DIRECTIONS
Count every line in the entries that follow where the word "content" appears, then state only the total.

[Stored records]

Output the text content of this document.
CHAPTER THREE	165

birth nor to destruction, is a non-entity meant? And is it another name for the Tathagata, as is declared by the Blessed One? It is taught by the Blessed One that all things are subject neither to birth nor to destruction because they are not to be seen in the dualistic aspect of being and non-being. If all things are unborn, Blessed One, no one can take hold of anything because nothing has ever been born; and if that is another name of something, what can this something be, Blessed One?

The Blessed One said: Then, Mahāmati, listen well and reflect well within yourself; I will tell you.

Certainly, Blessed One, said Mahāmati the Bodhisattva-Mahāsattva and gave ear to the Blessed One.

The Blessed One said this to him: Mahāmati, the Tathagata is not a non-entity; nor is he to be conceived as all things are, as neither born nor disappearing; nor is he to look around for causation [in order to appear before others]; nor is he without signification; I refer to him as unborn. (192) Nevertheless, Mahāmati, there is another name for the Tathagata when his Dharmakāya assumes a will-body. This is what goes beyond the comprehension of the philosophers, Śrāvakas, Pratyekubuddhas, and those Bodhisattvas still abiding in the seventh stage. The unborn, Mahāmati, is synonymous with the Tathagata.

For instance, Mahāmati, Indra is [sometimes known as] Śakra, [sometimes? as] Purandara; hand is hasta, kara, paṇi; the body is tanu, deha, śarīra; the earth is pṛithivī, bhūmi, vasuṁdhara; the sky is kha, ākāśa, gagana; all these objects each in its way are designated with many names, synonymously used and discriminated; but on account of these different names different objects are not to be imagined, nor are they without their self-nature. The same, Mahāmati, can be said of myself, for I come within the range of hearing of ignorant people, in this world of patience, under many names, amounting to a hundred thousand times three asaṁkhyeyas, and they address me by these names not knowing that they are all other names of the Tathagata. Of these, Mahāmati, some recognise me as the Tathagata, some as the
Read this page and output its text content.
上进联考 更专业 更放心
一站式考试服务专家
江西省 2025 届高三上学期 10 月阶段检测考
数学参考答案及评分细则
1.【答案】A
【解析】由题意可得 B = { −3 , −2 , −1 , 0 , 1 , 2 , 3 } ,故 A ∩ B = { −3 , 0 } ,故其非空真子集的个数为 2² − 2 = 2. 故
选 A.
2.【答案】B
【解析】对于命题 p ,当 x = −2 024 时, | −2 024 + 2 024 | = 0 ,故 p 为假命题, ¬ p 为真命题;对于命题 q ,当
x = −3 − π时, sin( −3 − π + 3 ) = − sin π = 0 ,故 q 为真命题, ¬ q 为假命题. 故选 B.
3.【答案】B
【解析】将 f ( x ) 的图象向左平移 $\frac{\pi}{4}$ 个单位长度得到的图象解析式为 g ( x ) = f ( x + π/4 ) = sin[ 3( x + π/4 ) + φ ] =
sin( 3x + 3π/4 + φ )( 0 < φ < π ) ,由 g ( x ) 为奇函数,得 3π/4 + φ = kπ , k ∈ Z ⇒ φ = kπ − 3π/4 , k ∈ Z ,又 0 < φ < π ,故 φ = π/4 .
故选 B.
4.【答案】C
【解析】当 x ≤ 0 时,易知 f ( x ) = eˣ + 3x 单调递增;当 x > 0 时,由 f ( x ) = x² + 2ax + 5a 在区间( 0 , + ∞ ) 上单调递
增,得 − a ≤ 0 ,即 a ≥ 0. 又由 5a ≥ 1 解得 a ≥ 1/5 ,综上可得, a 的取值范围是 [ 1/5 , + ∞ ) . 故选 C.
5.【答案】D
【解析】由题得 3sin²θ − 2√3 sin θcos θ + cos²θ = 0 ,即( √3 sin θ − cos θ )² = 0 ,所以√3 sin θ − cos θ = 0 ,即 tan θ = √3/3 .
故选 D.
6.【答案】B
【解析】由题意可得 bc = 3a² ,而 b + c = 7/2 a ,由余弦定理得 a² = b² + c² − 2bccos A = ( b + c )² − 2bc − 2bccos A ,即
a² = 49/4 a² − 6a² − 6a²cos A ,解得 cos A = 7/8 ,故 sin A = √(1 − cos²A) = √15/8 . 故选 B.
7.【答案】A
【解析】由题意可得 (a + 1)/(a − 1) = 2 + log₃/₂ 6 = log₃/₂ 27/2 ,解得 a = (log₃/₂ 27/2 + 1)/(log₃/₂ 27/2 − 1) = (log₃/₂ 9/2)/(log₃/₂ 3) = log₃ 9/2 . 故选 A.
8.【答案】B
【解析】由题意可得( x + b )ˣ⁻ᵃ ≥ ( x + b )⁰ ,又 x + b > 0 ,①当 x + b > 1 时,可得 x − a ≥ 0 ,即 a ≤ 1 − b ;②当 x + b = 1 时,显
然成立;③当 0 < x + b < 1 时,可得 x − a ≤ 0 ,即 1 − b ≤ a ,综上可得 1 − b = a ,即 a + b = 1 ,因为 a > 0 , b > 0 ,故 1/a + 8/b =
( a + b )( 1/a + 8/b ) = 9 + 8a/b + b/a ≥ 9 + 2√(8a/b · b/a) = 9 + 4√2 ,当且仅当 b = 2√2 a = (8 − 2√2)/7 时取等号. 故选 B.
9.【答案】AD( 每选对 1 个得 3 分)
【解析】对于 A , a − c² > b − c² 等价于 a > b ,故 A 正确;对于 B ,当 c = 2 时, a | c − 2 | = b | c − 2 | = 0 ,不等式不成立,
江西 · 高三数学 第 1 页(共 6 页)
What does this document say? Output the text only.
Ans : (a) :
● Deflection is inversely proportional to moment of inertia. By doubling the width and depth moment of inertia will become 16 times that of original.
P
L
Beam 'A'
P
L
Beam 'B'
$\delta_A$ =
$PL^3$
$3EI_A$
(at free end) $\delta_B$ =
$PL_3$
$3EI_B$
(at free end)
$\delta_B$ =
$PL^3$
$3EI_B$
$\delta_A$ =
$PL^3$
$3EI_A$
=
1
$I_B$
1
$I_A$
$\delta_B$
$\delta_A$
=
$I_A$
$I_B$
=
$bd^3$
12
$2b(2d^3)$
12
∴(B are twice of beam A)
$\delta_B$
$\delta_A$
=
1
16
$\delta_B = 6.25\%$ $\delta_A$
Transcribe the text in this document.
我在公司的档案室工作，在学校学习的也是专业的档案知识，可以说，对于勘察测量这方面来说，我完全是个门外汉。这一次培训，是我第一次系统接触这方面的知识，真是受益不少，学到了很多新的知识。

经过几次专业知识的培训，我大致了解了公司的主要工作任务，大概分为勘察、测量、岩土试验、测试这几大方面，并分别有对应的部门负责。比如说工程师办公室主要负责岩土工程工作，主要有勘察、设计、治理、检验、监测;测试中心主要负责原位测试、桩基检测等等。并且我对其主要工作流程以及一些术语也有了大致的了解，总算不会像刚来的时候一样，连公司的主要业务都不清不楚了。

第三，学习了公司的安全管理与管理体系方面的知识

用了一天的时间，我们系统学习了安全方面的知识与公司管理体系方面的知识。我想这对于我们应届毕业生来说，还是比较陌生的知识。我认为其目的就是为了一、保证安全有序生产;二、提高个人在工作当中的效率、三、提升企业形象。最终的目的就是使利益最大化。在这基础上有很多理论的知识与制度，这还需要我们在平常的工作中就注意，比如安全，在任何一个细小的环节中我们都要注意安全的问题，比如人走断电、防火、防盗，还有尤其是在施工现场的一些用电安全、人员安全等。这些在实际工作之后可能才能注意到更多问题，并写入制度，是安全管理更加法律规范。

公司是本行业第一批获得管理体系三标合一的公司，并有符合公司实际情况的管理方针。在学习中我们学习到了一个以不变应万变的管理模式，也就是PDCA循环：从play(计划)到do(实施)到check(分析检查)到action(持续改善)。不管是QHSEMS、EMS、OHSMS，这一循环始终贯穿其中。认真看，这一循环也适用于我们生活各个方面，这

WORKED ANSWER
2